Requirements: Each line that holds the word "Streamer" is to be identified and copied.

Material:
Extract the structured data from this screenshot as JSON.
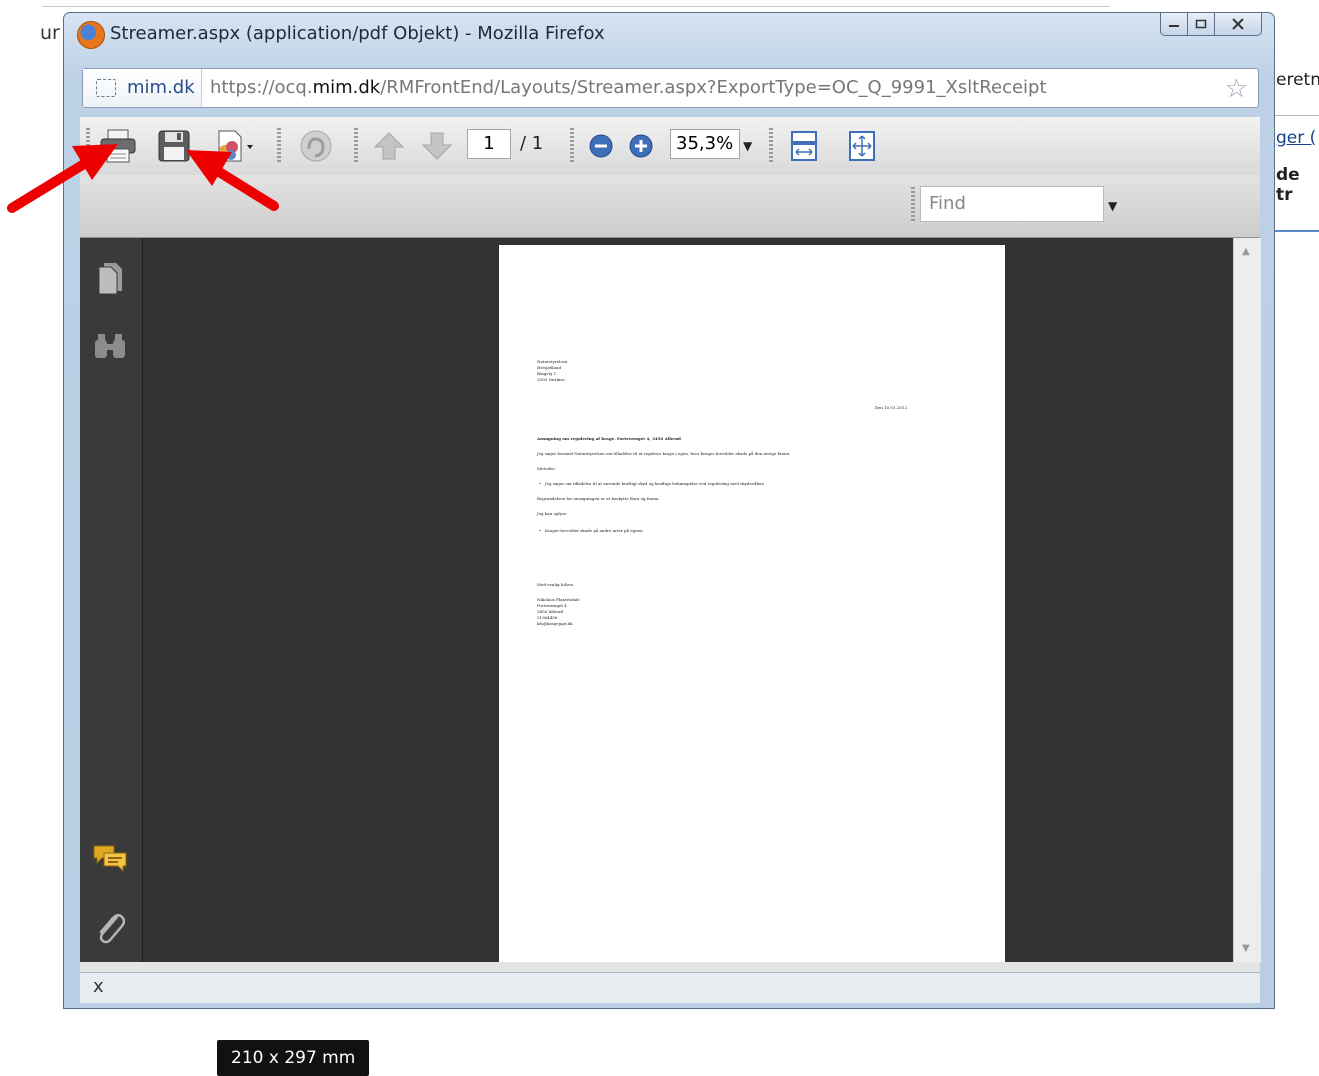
{
  "background": {
    "left_fragment": "ur",
    "right_fragment_1": "eretni",
    "right_fragment_2": "ger (",
    "right_fragment_3": "de tr"
  },
  "window": {
    "title": "Streamer.aspx (application/pdf Objekt) - Mozilla Firefox",
    "site_identity": "mim.dk",
    "url_prefix": "https://ocq.",
    "url_domain": "mim.dk",
    "url_path": "/RMFrontEnd/Layouts/Streamer.aspx?ExportType=OC_Q_9991_XsltReceipt"
  },
  "toolbar": {
    "page_current": "1",
    "page_total": "/ 1",
    "zoom": "35,3%",
    "find_placeholder": "Find"
  },
  "document": {
    "address_lines": [
      "Naturstyrelsen",
      "Østsjælland",
      "Ringvej 1",
      "3500 Værløse"
    ],
    "date": "Den 10.01.2012",
    "subject": "Ansøgning om regulering af krage. Fortevænget 4, 3450 Allerød",
    "intro": "Jeg søger hermed Naturstyrelsen om tilladelse til at regulere krage i egen, hvor krager forvolder skade på den øvrige fauna.",
    "method_heading": "Metoder:",
    "method_item": "Jeg søger om tilladelse til at anvende kraftigt skyd og kraftige bekæmpelse ved regulering med skydevåben",
    "reason": "Begrundelsen for ansøgningen er at beskytte flora og fauna.",
    "info_heading": "Jeg kan oplyse:",
    "info_item": "Krager forvolder skade på andre arter på egnen",
    "closing": "Med venlig hilsen",
    "signature_lines": [
      "Nikolaus Plantesdale",
      "Fortevænget 4",
      "3450 Allerød",
      "51964456",
      "kfs@kragejagt.dk"
    ]
  },
  "viewer": {
    "page_size": "210 x 297 mm"
  },
  "statusbar": {
    "close_label": "x"
  },
  "colors": {
    "annotation_arrow": "#ee0000",
    "viewer_bg": "#333333",
    "window_frame": "#bcd0e6"
  }
}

Exercise result:
    "title": "Streamer.aspx (application/pdf Objekt) - Mozilla Firefox",
    "url_path": "/RMFrontEnd/Layouts/Streamer.aspx?ExportType=OC_Q_9991_XsltReceipt"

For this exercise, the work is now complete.